Every line that includes the word "diagram" is to be listed.

• • • •

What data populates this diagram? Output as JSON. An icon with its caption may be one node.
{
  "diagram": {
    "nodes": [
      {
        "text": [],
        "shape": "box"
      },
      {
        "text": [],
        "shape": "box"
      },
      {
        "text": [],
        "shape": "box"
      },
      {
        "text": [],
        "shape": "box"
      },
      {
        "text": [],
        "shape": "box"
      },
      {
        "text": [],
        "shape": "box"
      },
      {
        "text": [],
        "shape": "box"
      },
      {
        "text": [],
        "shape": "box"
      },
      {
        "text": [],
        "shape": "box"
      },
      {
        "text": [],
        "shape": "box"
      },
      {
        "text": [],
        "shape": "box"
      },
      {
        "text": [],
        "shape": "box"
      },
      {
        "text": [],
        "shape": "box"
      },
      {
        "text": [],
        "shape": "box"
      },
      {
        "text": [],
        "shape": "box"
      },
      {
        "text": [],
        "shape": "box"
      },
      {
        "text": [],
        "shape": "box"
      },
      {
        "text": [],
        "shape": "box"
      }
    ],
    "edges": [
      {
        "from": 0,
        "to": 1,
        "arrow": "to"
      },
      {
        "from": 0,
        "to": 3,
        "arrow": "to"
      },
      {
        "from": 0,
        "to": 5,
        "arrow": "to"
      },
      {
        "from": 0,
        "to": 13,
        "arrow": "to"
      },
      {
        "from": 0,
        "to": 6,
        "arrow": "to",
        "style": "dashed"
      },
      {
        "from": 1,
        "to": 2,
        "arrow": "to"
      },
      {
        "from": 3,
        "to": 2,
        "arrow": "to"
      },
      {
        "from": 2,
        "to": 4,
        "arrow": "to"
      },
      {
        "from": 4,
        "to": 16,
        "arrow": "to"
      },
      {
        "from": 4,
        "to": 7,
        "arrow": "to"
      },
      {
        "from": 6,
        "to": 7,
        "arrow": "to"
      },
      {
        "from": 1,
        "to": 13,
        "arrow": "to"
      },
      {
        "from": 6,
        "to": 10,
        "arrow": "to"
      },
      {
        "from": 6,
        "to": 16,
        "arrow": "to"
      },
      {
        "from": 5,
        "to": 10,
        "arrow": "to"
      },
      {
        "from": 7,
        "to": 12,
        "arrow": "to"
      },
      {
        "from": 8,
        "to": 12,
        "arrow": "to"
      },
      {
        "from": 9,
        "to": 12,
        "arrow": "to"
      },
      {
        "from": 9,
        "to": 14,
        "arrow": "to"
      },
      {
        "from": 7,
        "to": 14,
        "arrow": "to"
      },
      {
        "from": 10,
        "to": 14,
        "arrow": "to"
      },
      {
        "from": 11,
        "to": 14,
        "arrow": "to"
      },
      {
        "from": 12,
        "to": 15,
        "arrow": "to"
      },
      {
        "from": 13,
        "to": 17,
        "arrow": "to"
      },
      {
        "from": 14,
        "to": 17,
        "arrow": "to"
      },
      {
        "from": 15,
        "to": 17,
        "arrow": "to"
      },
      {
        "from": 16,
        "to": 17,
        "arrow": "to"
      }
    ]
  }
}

• • • •

> **Written response**:
What data populates this diagram? Output as JSON. An icon with its caption may be one node.
  "diagram": {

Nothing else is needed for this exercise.